**Provided data:**
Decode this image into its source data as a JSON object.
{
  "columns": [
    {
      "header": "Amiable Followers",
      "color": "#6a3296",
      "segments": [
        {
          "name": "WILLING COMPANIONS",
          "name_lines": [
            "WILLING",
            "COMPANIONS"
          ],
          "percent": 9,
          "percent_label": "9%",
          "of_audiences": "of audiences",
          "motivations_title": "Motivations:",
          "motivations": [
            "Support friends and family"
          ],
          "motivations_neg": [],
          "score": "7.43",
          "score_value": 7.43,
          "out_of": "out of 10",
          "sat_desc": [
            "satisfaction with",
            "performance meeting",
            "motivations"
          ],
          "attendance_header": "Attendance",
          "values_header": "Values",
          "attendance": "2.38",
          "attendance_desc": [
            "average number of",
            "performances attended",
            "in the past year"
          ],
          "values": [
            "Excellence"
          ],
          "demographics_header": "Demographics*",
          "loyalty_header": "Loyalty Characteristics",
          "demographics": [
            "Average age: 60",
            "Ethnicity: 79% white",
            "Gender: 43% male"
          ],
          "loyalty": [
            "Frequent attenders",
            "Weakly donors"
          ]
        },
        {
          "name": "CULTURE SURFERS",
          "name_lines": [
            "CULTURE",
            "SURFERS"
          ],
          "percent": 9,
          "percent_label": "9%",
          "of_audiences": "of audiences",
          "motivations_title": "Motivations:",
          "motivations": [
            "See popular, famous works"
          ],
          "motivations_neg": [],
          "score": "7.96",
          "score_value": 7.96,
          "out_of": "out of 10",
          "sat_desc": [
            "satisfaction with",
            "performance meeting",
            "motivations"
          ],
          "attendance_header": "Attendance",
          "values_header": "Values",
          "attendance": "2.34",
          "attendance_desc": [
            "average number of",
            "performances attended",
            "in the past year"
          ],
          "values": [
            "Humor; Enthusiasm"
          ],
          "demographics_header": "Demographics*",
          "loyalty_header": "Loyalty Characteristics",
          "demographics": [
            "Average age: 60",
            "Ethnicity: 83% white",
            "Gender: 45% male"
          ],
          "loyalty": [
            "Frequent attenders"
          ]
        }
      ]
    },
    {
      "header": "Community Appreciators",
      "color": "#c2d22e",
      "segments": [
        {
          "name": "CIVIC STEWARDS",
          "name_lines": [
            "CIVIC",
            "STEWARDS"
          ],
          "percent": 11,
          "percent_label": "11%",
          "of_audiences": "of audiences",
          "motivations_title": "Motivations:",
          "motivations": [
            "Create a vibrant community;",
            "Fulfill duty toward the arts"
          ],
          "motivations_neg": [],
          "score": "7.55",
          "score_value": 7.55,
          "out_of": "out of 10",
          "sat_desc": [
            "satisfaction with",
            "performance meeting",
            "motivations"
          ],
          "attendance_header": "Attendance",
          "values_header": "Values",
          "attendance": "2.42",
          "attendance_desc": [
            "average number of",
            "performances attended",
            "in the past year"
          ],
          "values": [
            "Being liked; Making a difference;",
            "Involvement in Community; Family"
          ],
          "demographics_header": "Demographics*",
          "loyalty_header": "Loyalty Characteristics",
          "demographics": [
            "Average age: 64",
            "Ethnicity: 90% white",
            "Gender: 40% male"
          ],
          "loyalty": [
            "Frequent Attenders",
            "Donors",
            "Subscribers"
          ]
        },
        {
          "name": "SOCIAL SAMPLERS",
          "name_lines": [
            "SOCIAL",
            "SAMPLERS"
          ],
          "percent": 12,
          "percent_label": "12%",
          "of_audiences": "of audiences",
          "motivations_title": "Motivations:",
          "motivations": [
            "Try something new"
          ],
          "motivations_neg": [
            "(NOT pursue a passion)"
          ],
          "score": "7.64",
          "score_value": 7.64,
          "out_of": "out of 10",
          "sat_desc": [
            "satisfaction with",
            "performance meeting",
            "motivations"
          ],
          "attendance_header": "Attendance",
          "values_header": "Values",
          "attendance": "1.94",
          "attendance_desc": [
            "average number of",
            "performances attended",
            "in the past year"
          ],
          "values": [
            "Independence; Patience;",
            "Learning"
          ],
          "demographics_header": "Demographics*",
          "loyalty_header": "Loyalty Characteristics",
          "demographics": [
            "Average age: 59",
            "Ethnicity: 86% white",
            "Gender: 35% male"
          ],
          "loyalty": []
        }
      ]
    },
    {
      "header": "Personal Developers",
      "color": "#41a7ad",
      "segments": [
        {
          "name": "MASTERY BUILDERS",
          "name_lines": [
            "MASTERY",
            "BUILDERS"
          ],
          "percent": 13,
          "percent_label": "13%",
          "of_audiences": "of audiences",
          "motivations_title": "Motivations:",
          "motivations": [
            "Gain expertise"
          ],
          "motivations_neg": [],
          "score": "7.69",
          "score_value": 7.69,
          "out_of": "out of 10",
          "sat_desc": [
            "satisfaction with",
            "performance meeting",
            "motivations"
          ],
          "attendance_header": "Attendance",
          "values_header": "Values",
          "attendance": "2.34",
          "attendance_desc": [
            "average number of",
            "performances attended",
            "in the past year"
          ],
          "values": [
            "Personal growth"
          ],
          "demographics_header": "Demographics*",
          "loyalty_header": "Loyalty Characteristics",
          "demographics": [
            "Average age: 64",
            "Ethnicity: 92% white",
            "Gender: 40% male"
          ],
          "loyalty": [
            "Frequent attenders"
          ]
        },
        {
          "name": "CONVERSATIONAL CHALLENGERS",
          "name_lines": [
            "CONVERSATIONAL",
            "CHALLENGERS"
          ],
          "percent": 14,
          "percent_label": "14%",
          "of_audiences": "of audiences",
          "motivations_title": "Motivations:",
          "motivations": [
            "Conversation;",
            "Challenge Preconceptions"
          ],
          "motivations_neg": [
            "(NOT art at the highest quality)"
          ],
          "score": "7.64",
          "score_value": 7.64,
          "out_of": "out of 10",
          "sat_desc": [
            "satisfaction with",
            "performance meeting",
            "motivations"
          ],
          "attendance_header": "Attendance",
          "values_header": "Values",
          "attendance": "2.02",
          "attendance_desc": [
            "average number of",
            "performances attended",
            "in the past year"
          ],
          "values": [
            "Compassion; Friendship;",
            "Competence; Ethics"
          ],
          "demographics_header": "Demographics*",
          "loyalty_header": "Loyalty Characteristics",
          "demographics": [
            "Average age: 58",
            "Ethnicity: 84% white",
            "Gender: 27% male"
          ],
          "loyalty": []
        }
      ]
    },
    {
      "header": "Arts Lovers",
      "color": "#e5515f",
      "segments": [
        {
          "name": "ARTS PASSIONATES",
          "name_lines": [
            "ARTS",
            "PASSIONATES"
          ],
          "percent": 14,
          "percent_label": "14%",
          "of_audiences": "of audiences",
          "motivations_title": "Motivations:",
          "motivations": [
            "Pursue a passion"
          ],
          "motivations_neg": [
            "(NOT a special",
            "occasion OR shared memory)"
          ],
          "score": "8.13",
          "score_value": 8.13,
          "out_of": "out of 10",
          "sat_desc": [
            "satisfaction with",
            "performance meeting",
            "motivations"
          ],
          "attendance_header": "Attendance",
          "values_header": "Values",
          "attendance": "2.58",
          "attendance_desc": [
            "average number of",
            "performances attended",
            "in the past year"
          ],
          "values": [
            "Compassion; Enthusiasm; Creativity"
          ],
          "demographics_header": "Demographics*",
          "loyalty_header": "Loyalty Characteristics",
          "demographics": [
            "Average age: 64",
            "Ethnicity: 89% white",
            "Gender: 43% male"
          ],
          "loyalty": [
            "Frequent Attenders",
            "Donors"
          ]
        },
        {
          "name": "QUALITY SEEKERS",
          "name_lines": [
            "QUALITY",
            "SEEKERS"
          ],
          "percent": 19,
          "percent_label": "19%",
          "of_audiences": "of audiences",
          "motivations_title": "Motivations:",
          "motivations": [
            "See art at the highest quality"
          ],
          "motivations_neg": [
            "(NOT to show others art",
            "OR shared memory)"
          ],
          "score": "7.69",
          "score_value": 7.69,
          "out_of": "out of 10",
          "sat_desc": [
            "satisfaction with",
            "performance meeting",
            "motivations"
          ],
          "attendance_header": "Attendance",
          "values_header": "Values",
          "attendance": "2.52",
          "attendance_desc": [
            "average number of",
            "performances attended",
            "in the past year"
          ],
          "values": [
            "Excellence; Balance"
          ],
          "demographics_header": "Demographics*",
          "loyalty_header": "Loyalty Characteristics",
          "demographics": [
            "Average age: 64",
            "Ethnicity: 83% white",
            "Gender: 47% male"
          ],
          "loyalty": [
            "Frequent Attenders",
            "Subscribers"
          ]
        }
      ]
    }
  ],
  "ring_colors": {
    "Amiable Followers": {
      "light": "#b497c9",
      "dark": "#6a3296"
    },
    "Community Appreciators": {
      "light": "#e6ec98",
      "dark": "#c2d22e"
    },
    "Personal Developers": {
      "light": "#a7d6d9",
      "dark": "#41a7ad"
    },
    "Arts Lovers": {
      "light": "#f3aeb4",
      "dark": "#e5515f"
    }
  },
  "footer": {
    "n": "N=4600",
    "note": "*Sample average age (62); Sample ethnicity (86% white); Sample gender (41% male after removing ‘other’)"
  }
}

**The task:** Pick out the lines above that hold the string "CONVERSATIONAL" and show them.

**In response:**
          "name": "CONVERSATIONAL CHALLENGERS",
            "CONVERSATIONAL",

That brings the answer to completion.